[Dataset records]
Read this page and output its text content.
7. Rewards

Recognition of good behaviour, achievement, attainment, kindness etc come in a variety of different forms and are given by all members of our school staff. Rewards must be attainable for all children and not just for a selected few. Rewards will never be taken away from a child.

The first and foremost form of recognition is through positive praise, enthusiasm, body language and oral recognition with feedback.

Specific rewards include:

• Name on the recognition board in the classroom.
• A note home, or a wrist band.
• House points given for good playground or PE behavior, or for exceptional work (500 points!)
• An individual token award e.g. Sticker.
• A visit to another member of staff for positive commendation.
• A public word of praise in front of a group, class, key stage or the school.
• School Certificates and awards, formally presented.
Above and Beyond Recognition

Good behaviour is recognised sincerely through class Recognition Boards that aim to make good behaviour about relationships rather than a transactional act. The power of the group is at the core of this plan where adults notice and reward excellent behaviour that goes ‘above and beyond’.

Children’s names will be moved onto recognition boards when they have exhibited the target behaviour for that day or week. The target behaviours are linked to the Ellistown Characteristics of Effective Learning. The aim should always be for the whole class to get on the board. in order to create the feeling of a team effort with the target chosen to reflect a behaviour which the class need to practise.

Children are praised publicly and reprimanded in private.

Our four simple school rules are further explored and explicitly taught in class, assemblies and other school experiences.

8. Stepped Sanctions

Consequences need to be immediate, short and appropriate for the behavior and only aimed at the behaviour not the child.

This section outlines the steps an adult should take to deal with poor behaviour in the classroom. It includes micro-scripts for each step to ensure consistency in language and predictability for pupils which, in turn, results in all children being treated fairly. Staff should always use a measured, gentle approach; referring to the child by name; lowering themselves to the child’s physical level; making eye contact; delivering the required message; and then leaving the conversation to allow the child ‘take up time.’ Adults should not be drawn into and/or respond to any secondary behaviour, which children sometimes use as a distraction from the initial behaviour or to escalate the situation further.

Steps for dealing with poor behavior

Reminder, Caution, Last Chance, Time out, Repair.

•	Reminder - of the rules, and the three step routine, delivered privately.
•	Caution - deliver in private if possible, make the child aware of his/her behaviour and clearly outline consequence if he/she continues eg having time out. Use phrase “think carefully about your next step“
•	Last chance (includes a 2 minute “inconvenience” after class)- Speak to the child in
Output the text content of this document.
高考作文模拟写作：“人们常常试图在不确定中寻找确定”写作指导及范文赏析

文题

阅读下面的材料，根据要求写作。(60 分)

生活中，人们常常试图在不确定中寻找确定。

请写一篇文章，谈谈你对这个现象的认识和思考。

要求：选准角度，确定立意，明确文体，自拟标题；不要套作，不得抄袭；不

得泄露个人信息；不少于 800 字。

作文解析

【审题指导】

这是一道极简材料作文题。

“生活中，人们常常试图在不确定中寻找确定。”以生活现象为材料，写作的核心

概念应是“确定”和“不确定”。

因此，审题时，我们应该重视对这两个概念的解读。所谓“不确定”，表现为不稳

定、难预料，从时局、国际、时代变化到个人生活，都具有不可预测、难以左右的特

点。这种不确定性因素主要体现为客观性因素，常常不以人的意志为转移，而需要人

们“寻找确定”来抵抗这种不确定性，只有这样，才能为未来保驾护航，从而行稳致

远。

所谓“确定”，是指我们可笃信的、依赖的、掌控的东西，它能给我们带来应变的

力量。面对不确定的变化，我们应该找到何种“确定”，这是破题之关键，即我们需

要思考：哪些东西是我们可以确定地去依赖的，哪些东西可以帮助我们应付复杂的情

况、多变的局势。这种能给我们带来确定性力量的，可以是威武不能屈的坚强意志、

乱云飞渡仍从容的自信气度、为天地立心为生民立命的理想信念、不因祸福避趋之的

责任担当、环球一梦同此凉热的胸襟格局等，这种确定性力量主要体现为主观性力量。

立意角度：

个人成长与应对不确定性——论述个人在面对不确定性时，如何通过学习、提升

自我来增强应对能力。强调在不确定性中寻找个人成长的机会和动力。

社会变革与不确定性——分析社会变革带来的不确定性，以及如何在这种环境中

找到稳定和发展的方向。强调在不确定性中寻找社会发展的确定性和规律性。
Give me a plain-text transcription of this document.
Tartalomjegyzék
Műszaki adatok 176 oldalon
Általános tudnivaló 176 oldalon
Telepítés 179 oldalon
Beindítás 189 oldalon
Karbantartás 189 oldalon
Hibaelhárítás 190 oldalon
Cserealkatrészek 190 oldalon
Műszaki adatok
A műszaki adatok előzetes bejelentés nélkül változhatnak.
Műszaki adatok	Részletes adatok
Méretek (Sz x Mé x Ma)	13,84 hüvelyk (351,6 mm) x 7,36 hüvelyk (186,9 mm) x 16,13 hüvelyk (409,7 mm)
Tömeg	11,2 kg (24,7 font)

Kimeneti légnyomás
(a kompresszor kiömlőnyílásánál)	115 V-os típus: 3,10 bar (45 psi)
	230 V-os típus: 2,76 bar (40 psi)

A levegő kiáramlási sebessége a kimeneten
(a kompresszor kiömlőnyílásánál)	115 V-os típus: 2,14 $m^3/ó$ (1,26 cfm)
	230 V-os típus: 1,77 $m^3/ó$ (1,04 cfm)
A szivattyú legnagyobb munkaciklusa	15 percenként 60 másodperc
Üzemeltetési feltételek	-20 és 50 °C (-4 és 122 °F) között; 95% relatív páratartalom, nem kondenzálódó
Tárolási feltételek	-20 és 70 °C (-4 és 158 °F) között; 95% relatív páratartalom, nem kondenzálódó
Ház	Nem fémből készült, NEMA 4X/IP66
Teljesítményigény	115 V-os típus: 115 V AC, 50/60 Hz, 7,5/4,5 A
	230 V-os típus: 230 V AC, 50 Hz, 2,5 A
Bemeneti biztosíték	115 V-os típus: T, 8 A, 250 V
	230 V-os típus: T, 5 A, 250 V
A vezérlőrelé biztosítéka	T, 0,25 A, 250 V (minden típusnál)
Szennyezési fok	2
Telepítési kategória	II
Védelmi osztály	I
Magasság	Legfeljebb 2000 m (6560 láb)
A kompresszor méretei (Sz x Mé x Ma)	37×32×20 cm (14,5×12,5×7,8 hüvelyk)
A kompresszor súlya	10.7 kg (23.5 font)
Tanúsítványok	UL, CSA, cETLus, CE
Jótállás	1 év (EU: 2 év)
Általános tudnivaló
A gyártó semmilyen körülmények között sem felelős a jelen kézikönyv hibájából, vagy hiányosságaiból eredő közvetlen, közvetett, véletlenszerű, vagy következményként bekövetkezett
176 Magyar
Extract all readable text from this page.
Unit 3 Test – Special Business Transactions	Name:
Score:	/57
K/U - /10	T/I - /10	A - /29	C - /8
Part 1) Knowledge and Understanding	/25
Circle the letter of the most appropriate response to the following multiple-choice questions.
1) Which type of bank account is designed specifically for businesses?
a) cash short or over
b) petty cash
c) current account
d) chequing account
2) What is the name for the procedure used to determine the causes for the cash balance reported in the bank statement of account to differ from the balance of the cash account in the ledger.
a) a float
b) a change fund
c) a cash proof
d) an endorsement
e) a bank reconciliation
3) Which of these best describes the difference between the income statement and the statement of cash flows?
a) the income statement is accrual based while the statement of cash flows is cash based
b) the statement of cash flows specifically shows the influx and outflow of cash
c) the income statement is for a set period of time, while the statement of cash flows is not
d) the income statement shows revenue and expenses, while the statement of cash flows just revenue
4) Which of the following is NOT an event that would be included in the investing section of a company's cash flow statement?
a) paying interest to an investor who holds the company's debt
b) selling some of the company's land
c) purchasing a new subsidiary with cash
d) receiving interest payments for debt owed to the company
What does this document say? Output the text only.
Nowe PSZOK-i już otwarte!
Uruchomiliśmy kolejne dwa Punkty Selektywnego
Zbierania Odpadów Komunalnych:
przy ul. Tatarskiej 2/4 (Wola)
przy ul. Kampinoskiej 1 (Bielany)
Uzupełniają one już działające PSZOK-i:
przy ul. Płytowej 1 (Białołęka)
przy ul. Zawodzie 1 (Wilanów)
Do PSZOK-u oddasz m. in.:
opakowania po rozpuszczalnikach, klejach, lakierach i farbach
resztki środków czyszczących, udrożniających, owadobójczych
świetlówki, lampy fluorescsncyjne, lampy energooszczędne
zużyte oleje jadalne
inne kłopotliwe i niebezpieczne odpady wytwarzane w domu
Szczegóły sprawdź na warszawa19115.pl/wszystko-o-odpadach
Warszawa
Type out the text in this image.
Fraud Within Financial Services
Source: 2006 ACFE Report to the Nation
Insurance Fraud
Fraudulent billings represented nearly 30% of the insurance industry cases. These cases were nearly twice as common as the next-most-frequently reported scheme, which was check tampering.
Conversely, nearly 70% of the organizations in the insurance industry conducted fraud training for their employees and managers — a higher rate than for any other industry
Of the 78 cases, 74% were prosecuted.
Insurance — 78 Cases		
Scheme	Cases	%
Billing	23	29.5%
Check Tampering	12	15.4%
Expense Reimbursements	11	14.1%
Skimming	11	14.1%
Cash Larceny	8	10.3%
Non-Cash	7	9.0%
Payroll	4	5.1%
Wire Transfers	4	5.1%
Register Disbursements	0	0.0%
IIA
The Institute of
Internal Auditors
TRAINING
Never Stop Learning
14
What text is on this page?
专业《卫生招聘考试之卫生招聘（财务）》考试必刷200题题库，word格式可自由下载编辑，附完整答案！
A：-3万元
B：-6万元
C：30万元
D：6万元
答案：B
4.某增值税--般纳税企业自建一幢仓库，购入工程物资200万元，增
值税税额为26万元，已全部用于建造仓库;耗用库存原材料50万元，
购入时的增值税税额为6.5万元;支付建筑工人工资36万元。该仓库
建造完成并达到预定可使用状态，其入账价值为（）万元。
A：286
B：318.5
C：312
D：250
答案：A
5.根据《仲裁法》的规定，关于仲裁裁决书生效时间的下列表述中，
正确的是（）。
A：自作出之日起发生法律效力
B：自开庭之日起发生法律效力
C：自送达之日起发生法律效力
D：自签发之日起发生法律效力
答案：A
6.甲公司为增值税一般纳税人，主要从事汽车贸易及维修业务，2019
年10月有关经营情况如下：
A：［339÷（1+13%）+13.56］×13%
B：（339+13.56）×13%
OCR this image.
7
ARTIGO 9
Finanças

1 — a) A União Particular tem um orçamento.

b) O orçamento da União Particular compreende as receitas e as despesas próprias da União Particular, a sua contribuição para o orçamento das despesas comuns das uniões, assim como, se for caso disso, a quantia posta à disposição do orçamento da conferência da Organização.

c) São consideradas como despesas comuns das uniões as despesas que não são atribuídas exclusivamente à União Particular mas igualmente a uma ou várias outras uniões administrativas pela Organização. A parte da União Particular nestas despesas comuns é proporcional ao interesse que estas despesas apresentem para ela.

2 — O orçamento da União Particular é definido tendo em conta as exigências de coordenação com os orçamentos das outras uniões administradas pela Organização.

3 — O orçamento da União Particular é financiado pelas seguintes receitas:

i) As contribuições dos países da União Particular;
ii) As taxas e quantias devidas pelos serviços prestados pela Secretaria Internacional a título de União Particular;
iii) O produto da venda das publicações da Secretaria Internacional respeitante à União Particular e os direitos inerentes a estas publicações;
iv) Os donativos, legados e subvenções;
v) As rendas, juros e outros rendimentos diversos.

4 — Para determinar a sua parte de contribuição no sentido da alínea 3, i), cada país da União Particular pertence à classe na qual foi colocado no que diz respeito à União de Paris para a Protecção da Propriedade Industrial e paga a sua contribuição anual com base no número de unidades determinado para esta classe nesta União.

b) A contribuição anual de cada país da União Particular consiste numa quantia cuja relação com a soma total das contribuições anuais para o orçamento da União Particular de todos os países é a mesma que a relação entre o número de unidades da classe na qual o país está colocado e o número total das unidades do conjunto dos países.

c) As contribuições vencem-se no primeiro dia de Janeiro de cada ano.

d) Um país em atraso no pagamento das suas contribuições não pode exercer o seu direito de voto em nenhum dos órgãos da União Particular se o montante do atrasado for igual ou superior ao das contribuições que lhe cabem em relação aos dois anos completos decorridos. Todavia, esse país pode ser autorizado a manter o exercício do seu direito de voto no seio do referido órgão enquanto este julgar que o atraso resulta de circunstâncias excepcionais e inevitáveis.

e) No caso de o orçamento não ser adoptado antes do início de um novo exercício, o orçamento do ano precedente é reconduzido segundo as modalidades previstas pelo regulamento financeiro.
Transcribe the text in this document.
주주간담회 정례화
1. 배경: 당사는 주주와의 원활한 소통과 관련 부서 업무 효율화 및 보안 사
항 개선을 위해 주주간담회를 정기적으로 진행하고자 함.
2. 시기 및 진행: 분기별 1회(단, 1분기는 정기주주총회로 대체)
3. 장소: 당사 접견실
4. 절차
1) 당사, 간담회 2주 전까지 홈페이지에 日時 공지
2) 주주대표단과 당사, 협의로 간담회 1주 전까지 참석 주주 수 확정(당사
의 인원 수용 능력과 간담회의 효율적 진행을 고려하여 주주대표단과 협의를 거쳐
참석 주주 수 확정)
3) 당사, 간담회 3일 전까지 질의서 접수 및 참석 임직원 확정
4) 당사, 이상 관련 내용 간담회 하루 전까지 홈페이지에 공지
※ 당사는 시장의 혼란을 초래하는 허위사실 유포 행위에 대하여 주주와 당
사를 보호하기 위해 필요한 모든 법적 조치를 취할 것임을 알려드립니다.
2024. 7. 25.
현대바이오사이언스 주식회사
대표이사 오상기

:: What you should do ::
The string "company" may appear in lines of the listing above; tally those lines and give the number only.

:: The answer ::
4